— begin Records for processing —

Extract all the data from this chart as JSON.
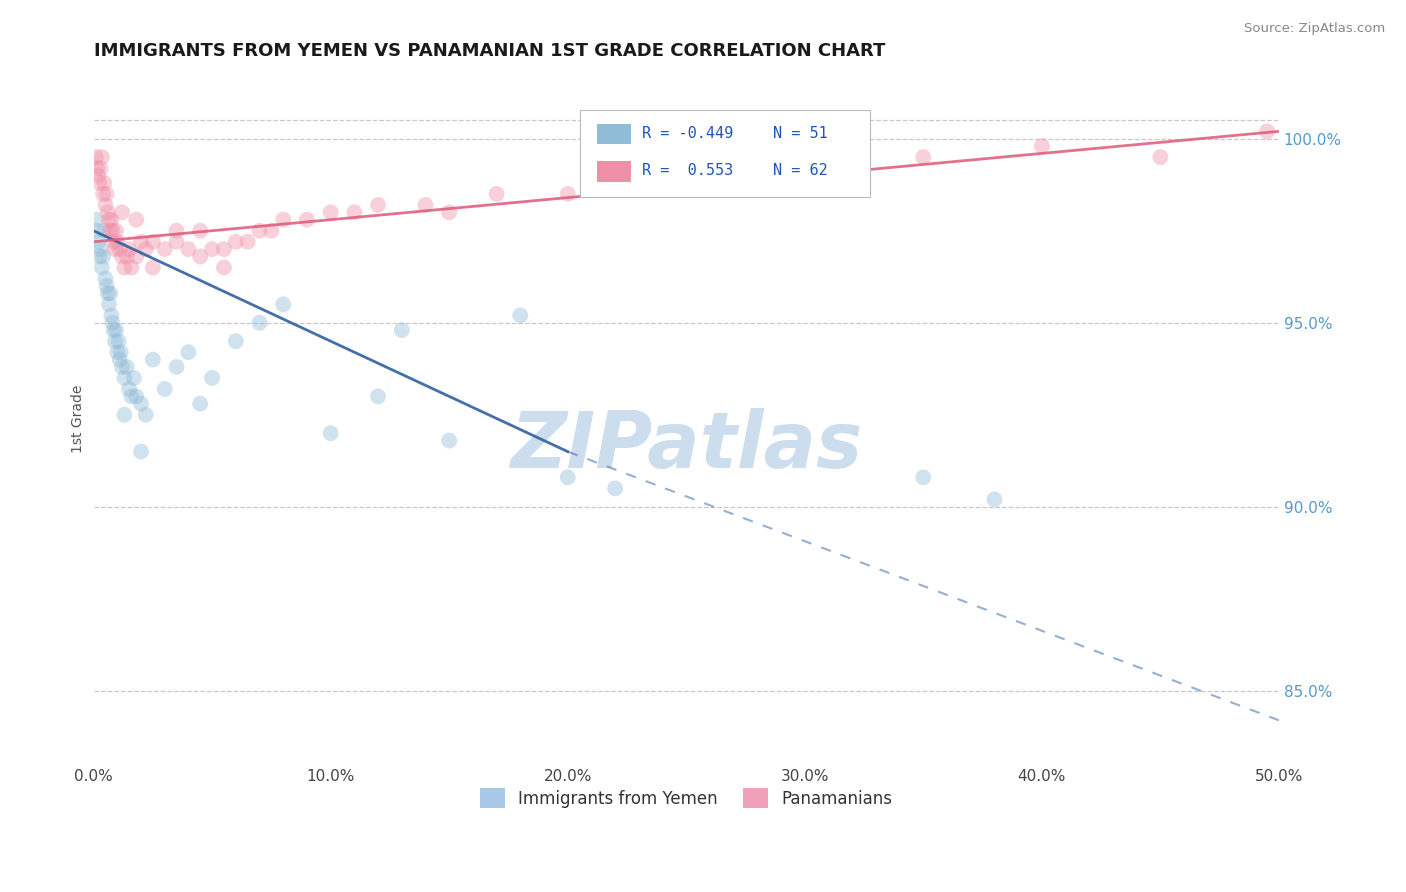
{
  "title": "IMMIGRANTS FROM YEMEN VS PANAMANIAN 1ST GRADE CORRELATION CHART",
  "source": "Source: ZipAtlas.com",
  "ylabel": "1st Grade",
  "xlim": [
    0.0,
    50.0
  ],
  "ylim": [
    83.0,
    101.8
  ],
  "yticks": [
    85.0,
    90.0,
    95.0,
    100.0
  ],
  "ytick_labels": [
    "85.0%",
    "90.0%",
    "95.0%",
    "100.0%"
  ],
  "xticks": [
    0.0,
    10.0,
    20.0,
    30.0,
    40.0,
    50.0
  ],
  "xtick_labels": [
    "0.0%",
    "10.0%",
    "20.0%",
    "30.0%",
    "40.0%",
    "50.0%"
  ],
  "legend_entries": [
    {
      "label": "Immigrants from Yemen",
      "color": "#a8c8e8"
    },
    {
      "label": "Panamanians",
      "color": "#f0a0b8"
    }
  ],
  "legend_r_entries": [
    {
      "r_label": "R = -0.449",
      "n_label": "N = 51",
      "color": "#a8c8e8"
    },
    {
      "r_label": "R =  0.553",
      "n_label": "N = 62",
      "color": "#f0a0b8"
    }
  ],
  "blue_scatter_x": [
    0.1,
    0.15,
    0.2,
    0.25,
    0.3,
    0.35,
    0.4,
    0.45,
    0.5,
    0.55,
    0.6,
    0.65,
    0.7,
    0.75,
    0.8,
    0.85,
    0.9,
    0.95,
    1.0,
    1.05,
    1.1,
    1.15,
    1.2,
    1.3,
    1.4,
    1.5,
    1.6,
    1.7,
    1.8,
    2.0,
    2.2,
    2.5,
    3.0,
    3.5,
    4.0,
    4.5,
    5.0,
    6.0,
    7.0,
    8.0,
    10.0,
    12.0,
    13.0,
    15.0,
    18.0,
    20.0,
    22.0,
    35.0,
    38.0,
    2.0,
    1.3
  ],
  "blue_scatter_y": [
    97.8,
    97.5,
    97.2,
    96.8,
    97.0,
    96.5,
    96.8,
    97.5,
    96.2,
    96.0,
    95.8,
    95.5,
    95.8,
    95.2,
    95.0,
    94.8,
    94.5,
    94.8,
    94.2,
    94.5,
    94.0,
    94.2,
    93.8,
    93.5,
    93.8,
    93.2,
    93.0,
    93.5,
    93.0,
    92.8,
    92.5,
    94.0,
    93.2,
    93.8,
    94.2,
    92.8,
    93.5,
    94.5,
    95.0,
    95.5,
    92.0,
    93.0,
    94.8,
    91.8,
    95.2,
    90.8,
    90.5,
    90.8,
    90.2,
    91.5,
    92.5
  ],
  "pink_scatter_x": [
    0.1,
    0.15,
    0.2,
    0.25,
    0.3,
    0.35,
    0.4,
    0.45,
    0.5,
    0.55,
    0.6,
    0.65,
    0.7,
    0.75,
    0.8,
    0.85,
    0.9,
    0.95,
    1.0,
    1.1,
    1.2,
    1.3,
    1.4,
    1.5,
    1.6,
    1.8,
    2.0,
    2.2,
    2.5,
    3.0,
    3.5,
    4.0,
    4.5,
    5.0,
    5.5,
    6.0,
    7.0,
    8.0,
    10.0,
    12.0,
    15.0,
    20.0,
    25.0,
    30.0,
    35.0,
    40.0,
    45.0,
    49.5,
    1.2,
    1.8,
    2.5,
    3.5,
    4.5,
    5.5,
    6.5,
    7.5,
    9.0,
    11.0,
    14.0,
    17.0,
    22.0,
    28.0
  ],
  "pink_scatter_y": [
    99.5,
    99.2,
    99.0,
    98.8,
    99.2,
    99.5,
    98.5,
    98.8,
    98.2,
    98.5,
    98.0,
    97.8,
    97.5,
    97.8,
    97.5,
    97.2,
    97.0,
    97.5,
    97.2,
    97.0,
    96.8,
    96.5,
    96.8,
    97.0,
    96.5,
    96.8,
    97.2,
    97.0,
    96.5,
    97.0,
    97.2,
    97.0,
    97.5,
    97.0,
    96.5,
    97.2,
    97.5,
    97.8,
    98.0,
    98.2,
    98.0,
    98.5,
    99.0,
    99.2,
    99.5,
    99.8,
    99.5,
    100.2,
    98.0,
    97.8,
    97.2,
    97.5,
    96.8,
    97.0,
    97.2,
    97.5,
    97.8,
    98.0,
    98.2,
    98.5,
    99.0,
    99.2
  ],
  "blue_solid_line_x": [
    0.0,
    20.0
  ],
  "blue_solid_line_y": [
    97.5,
    91.5
  ],
  "blue_dash_line_x": [
    20.0,
    50.0
  ],
  "blue_dash_line_y": [
    91.5,
    84.2
  ],
  "pink_solid_line_x": [
    0.0,
    50.0
  ],
  "pink_solid_line_y": [
    97.2,
    100.2
  ],
  "scatter_size": 130,
  "scatter_alpha": 0.42,
  "blue_color": "#90bcd8",
  "blue_line_color": "#3060a0",
  "pink_color": "#f090a8",
  "pink_line_color": "#e05878",
  "grid_color": "#c8c8c8",
  "background_color": "#ffffff",
  "watermark": "ZIPatlas",
  "watermark_color": "#ccdded"
}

— end Records for processing —

▸ Exercise instructions
Transcribe the material exactly, leaving every picture out.

▸ Answer to this exercise
Extract all the data from this chart as JSON.
{
  "title": "IMMIGRANTS FROM YEMEN VS PANAMANIAN 1ST GRADE CORRELATION CHART",
  "source": "Source: ZipAtlas.com",
  "ylabel": "1st Grade",
  "xlim": [
    0.0,
    50.0
  ],
  "ylim": [
    83.0,
    101.8
  ],
  "yticks": [
    85.0,
    90.0,
    95.0,
    100.0
  ],
  "ytick_labels": [
    "85.0%",
    "90.0%",
    "95.0%",
    "100.0%"
  ],
  "xticks": [
    0.0,
    10.0,
    20.0,
    30.0,
    40.0,
    50.0
  ],
  "xtick_labels": [
    "0.0%",
    "10.0%",
    "20.0%",
    "30.0%",
    "40.0%",
    "50.0%"
  ],
  "legend_entries": [
    {
      "label": "Immigrants from Yemen",
      "color": "#a8c8e8"
    },
    {
      "label": "Panamanians",
      "color": "#f0a0b8"
    }
  ],
  "legend_r_entries": [
    {
      "r_label": "R = -0.449",
      "n_label": "N = 51",
      "color": "#a8c8e8"
    },
    {
      "r_label": "R =  0.553",
      "n_label": "N = 62",
      "color": "#f0a0b8"
    }
  ],
  "blue_scatter_x": [
    0.1,
    0.15,
    0.2,
    0.25,
    0.3,
    0.35,
    0.4,
    0.45,
    0.5,
    0.55,
    0.6,
    0.65,
    0.7,
    0.75,
    0.8,
    0.85,
    0.9,
    0.95,
    1.0,
    1.05,
    1.1,
    1.15,
    1.2,
    1.3,
    1.4,
    1.5,
    1.6,
    1.7,
    1.8,
    2.0,
    2.2,
    2.5,
    3.0,
    3.5,
    4.0,
    4.5,
    5.0,
    6.0,
    7.0,
    8.0,
    10.0,
    12.0,
    13.0,
    15.0,
    18.0,
    20.0,
    22.0,
    35.0,
    38.0,
    2.0,
    1.3
  ],
  "blue_scatter_y": [
    97.8,
    97.5,
    97.2,
    96.8,
    97.0,
    96.5,
    96.8,
    97.5,
    96.2,
    96.0,
    95.8,
    95.5,
    95.8,
    95.2,
    95.0,
    94.8,
    94.5,
    94.8,
    94.2,
    94.5,
    94.0,
    94.2,
    93.8,
    93.5,
    93.8,
    93.2,
    93.0,
    93.5,
    93.0,
    92.8,
    92.5,
    94.0,
    93.2,
    93.8,
    94.2,
    92.8,
    93.5,
    94.5,
    95.0,
    95.5,
    92.0,
    93.0,
    94.8,
    91.8,
    95.2,
    90.8,
    90.5,
    90.8,
    90.2,
    91.5,
    92.5
  ],
  "pink_scatter_x": [
    0.1,
    0.15,
    0.2,
    0.25,
    0.3,
    0.35,
    0.4,
    0.45,
    0.5,
    0.55,
    0.6,
    0.65,
    0.7,
    0.75,
    0.8,
    0.85,
    0.9,
    0.95,
    1.0,
    1.1,
    1.2,
    1.3,
    1.4,
    1.5,
    1.6,
    1.8,
    2.0,
    2.2,
    2.5,
    3.0,
    3.5,
    4.0,
    4.5,
    5.0,
    5.5,
    6.0,
    7.0,
    8.0,
    10.0,
    12.0,
    15.0,
    20.0,
    25.0,
    30.0,
    35.0,
    40.0,
    45.0,
    49.5,
    1.2,
    1.8,
    2.5,
    3.5,
    4.5,
    5.5,
    6.5,
    7.5,
    9.0,
    11.0,
    14.0,
    17.0,
    22.0,
    28.0
  ],
  "pink_scatter_y": [
    99.5,
    99.2,
    99.0,
    98.8,
    99.2,
    99.5,
    98.5,
    98.8,
    98.2,
    98.5,
    98.0,
    97.8,
    97.5,
    97.8,
    97.5,
    97.2,
    97.0,
    97.5,
    97.2,
    97.0,
    96.8,
    96.5,
    96.8,
    97.0,
    96.5,
    96.8,
    97.2,
    97.0,
    96.5,
    97.0,
    97.2,
    97.0,
    97.5,
    97.0,
    96.5,
    97.2,
    97.5,
    97.8,
    98.0,
    98.2,
    98.0,
    98.5,
    99.0,
    99.2,
    99.5,
    99.8,
    99.5,
    100.2,
    98.0,
    97.8,
    97.2,
    97.5,
    96.8,
    97.0,
    97.2,
    97.5,
    97.8,
    98.0,
    98.2,
    98.5,
    99.0,
    99.2
  ],
  "blue_solid_line_x": [
    0.0,
    20.0
  ],
  "blue_solid_line_y": [
    97.5,
    91.5
  ],
  "blue_dash_line_x": [
    20.0,
    50.0
  ],
  "blue_dash_line_y": [
    91.5,
    84.2
  ],
  "pink_solid_line_x": [
    0.0,
    50.0
  ],
  "pink_solid_line_y": [
    97.2,
    100.2
  ],
  "scatter_size": 130,
  "scatter_alpha": 0.42,
  "blue_color": "#90bcd8",
  "blue_line_color": "#3060a0",
  "pink_color": "#f090a8",
  "pink_line_color": "#e05878",
  "grid_color": "#c8c8c8",
  "background_color": "#ffffff",
  "watermark": "ZIPatlas",
  "watermark_color": "#ccdded"
}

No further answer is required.